DOCUMENT:
Begin
Conservatism And Subsidiarity

President Bush’s former speechwriter, Michael Gerson, has a attack against small government conservatism in Newsweek. Gerson’s attack is rather blistering, and it shows that the conservatives who have accused the Bush Administration of abandoning bedrock conservative principles may have been all too right. For instance, Gerson argues:

As antigovernment conservatives seek to purify the Republican Party, it is reasonable to ask if the purest among them are conservatives at all. The combination of disdain for government, a reflexive preference for markets and an unbalanced emphasis on individual choice is usually called libertarianism. The old conservatives had some concerns about that creed, which Russell Kirk called “an ideology of universal selfishness.” Conservatives have generally taught that the health of society is determined by the health of institutions: families, neighborhoods, schools, congregations. Unfettered individualism can loosen those bonds, while government can act to strengthen them. By this standard, good public policies—from incentives to charitable giving, to imposing minimal standards on inner-city schools—are not apostasy; they are a thoroughly orthodox, conservative commitment to the common good.

Now, he’s right on the first part. Burkean conservatism (which is what American conservatism is all about) stresses the value of societal institutions as the “permanent things” which bind society together. A healthy society possesses healthy institutions. However, where Gerson gets it utterly wrong is by equating societal institutions with government when the two are not equivalent, and in fact are often hostile to each other.
End
EXERCISE DETAILS:
Retype the passage from the conservatism and subsidiarity piece that opens with the words containing "Now, he’s right" and closes with "to each other.".

DATASET ROWS:
Begin
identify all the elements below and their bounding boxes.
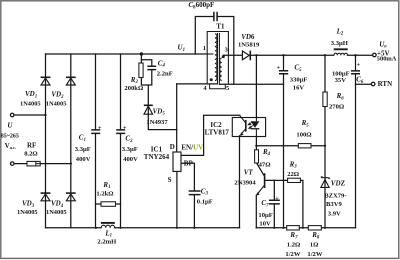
wire VT emitter down [255, 195, 257, 228]
wire C1 column [95, 54, 97, 228]
capacitor C8 [214, 12, 217, 21]
resistor R4 [255, 150, 259, 163]
transistor IC1 TNY264 box [173, 152, 181, 171]
svg-text:C3: C3 [201, 187, 209, 196]
terminal RTN [371, 82, 375, 86]
svg-text:VD2: VD2 [51, 91, 64, 100]
wire VDZ column [324, 107, 326, 228]
opto LED inside IC2 [255, 118, 257, 122]
svg-text:500mA: 500mA [377, 56, 397, 63]
diode VD5 [144, 105, 153, 114]
svg-text:2.2mH: 2.2mH [97, 239, 117, 246]
wire C8 loop [195, 17, 234, 85]
svg-text:C5: C5 [294, 64, 302, 73]
transformer polarity dot primary [210, 78, 213, 81]
svg-text:1Ω: 1Ω [310, 242, 319, 249]
wire AC input line 1 [14, 114, 46, 116]
svg-text:R3: R3 [289, 160, 298, 169]
svg-text:R1: R1 [102, 181, 110, 190]
svg-text:+: + [123, 125, 127, 131]
svg-text:BP: BP [184, 159, 194, 167]
svg-text:LTV817: LTV817 [205, 129, 230, 137]
svg-text:TNY264: TNY264 [144, 153, 170, 161]
resistor R8 [308, 226, 321, 230]
svg-text:3.9V: 3.9V [328, 210, 341, 217]
svg-text:VD1: VD1 [25, 90, 37, 99]
inductor L1 [101, 222, 115, 224]
svg-text:C7: C7 [261, 199, 269, 208]
wire R1 branch [96, 203, 121, 205]
svg-text:1/2W: 1/2W [307, 251, 322, 258]
transistor VT 2N3904 [264, 173, 266, 188]
wire S pin down [176, 171, 178, 227]
svg-text:L2: L2 [336, 27, 344, 36]
svg-text:200kΩ: 200kΩ [124, 85, 143, 92]
wire C7 column [273, 180, 275, 227]
svg-text:4: 4 [203, 85, 207, 92]
svg-text:R8: R8 [311, 231, 320, 240]
op-amp IC2 LTV817 opto box [232, 118, 265, 137]
svg-text:0.1μF: 0.1μF [197, 198, 213, 205]
wire secondary top bus [223, 54, 372, 56]
wire R2/C4 top connector [141, 60, 151, 66]
svg-text:3.3μF: 3.3μF [75, 146, 91, 153]
svg-text:10μF: 10μF [258, 212, 272, 219]
svg-text:RF: RF [27, 142, 36, 150]
svg-text:VD6: VD6 [241, 33, 255, 41]
wire transformer pin4 line [177, 83, 218, 85]
svg-text:Uo: Uo [379, 40, 387, 49]
svg-text:35V: 35V [335, 77, 347, 84]
transformer secondary winding [220, 58, 222, 80]
svg-text:1/2W: 1/2W [285, 251, 300, 258]
inductor L2 [334, 48, 348, 50]
svg-text:C1: C1 [79, 134, 86, 143]
terminal +5V [373, 53, 377, 57]
wire R4 to VT collector [257, 163, 265, 176]
svg-text:400V: 400V [76, 156, 91, 163]
svg-text:+: + [357, 63, 361, 69]
svg-text:B3V9: B3V9 [326, 201, 342, 208]
capacitor C2 [116, 130, 125, 134]
wire R5 line [256, 145, 325, 147]
svg-text:1N4937: 1N4937 [146, 119, 168, 126]
svg-text:3.3μF: 3.3μF [122, 146, 138, 153]
diode VD1 [41, 77, 51, 85]
svg-text:VT: VT [244, 169, 254, 177]
svg-text:1N4005: 1N4005 [46, 209, 67, 216]
transformer primary winding [215, 34, 217, 81]
wire secondary bottom rail [256, 227, 355, 229]
svg-text:U: U [7, 122, 13, 130]
svg-text:R7: R7 [289, 231, 298, 240]
resistor RF [27, 161, 40, 166]
svg-text:1N4005: 1N4005 [46, 100, 67, 107]
capacitor C4 [147, 66, 156, 69]
resistor R6 [323, 92, 327, 107]
svg-text:1.2Ω: 1.2Ω [287, 242, 301, 249]
svg-text:85~265: 85~265 [1, 133, 19, 139]
resistor R2 [139, 63, 143, 78]
svg-text:+: + [98, 125, 102, 131]
wire C6 column [355, 55, 357, 228]
diode VD2 [66, 77, 76, 85]
svg-text:1N4005: 1N4005 [20, 100, 41, 107]
svg-text:5: 5 [226, 85, 229, 92]
svg-text:D: D [170, 143, 175, 151]
resistor R5 [298, 144, 311, 148]
wire C2 column [120, 54, 122, 228]
diode VD4 [66, 193, 76, 201]
wire AC input line 2 through RF [14, 163, 71, 165]
wire VT base line [265, 179, 288, 181]
svg-text:C8600pF: C8600pF [189, 1, 215, 10]
svg-text:C6: C6 [356, 76, 364, 85]
wire pins 4-5 bracket [210, 84, 226, 89]
svg-text:U1: U1 [178, 44, 185, 53]
capacitor C6 [351, 71, 360, 74]
svg-text:RTN: RTN [378, 80, 393, 88]
wire RTN tap [356, 83, 372, 85]
wire R2/C4 bottom connector [141, 70, 151, 114]
svg-text:1: 1 [203, 45, 206, 52]
wire C5 column lower [283, 84, 285, 228]
diode VD3 [41, 193, 51, 201]
wire VD2 column [70, 54, 72, 228]
capacitor C5 [279, 71, 288, 74]
svg-text:EN/UV: EN/UV [181, 144, 203, 152]
wire transformer pin5 line [219, 83, 283, 85]
svg-text:100Ω: 100Ω [296, 132, 311, 139]
svg-text:2N3904: 2N3904 [234, 179, 256, 186]
svg-text:R4: R4 [262, 148, 271, 157]
svg-text:R6: R6 [336, 92, 345, 101]
opto light arrows [248, 122, 253, 129]
svg-text:+: + [277, 65, 281, 71]
zener diode VDZ [321, 176, 330, 187]
wire opto transistor emitter down [239, 136, 241, 228]
wire EN/UV net [181, 115, 240, 155]
svg-text:+: + [275, 196, 279, 202]
svg-text:VD5: VD5 [153, 107, 166, 116]
svg-text:BZX79-: BZX79- [324, 192, 346, 199]
wire R2 top stub [140, 54, 142, 63]
svg-text:C2: C2 [125, 135, 133, 144]
svg-text:3.3μH: 3.3μH [331, 40, 349, 47]
svg-text:1.2kΩ: 1.2kΩ [96, 191, 113, 198]
wire R6 column [324, 55, 326, 92]
svg-text:10V: 10V [259, 220, 271, 227]
wire R3 to R7/R8 junction [300, 180, 303, 227]
terminal input 2 [10, 162, 14, 166]
svg-text:270Ω: 270Ω [329, 104, 344, 111]
svg-text:S: S [168, 176, 172, 184]
wire VD5 to drain jog [148, 114, 176, 129]
svg-text:R2: R2 [130, 76, 139, 85]
svg-text:8.2Ω: 8.2Ω [24, 151, 38, 158]
terminal input 1 [10, 113, 14, 117]
svg-text:R5: R5 [301, 119, 310, 128]
wire drain column [176, 84, 178, 152]
svg-text:VD4: VD4 [51, 200, 64, 209]
capacitor C3 [189, 191, 201, 195]
wire top bus primary [46, 53, 208, 55]
svg-text:T1: T1 [216, 23, 225, 31]
capacitor C1 [91, 130, 100, 134]
wire opto LED cathode to R4 [255, 137, 257, 150]
wire BP to C3 [181, 163, 194, 228]
svg-text:VD3: VD3 [22, 200, 35, 209]
svg-text:47Ω: 47Ω [259, 162, 271, 169]
diode VD6 [242, 51, 249, 60]
svg-text:1N4005: 1N4005 [17, 209, 38, 216]
svg-text:2.2nF: 2.2nF [157, 71, 173, 78]
resistor R1 [101, 202, 116, 207]
svg-text:C4: C4 [158, 59, 166, 68]
node junction dots [44, 52, 356, 229]
svg-text:3: 3 [225, 47, 228, 54]
wire C5 column upper [283, 55, 285, 84]
svg-text:L1: L1 [104, 229, 112, 238]
svg-text:VDZ: VDZ [331, 180, 346, 188]
transformer core lines [218, 33, 220, 84]
wire bottom rail primary [46, 227, 240, 229]
wire opto LED anode column [255, 55, 257, 117]
capacitor C7 [269, 200, 280, 204]
svg-text:22Ω: 22Ω [287, 171, 299, 178]
svg-text:330μF: 330μF [290, 76, 308, 83]
transformer T1 box [207, 32, 228, 85]
wire pin1 entry [207, 53, 213, 55]
resistor R7 [287, 226, 300, 230]
svg-text:Va.c.: Va.c. [5, 142, 17, 150]
resistor R3 [288, 178, 301, 182]
svg-text:400V: 400V [123, 156, 138, 163]
transformer polarity dot secondary / node pin3 [222, 55, 225, 58]
svg-text:1N5819: 1N5819 [238, 42, 260, 49]
svg-text:16V: 16V [293, 85, 305, 92]
wire VD1 column [45, 54, 47, 228]
opto phototransistor [245, 120, 247, 132]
End
ANSWER TO THIS PROBLEM:
Now, he’s right on the first part. Burkean conservatism (which is what American conservatism is all about) stresses the value of societal institutions as the “permanent things” which bind society together. A healthy society possesses healthy institutions. However, where Gerson gets it utterly wrong is by equating societal institutions with government when the two are not equivalent, and in fact are often hostile to each other.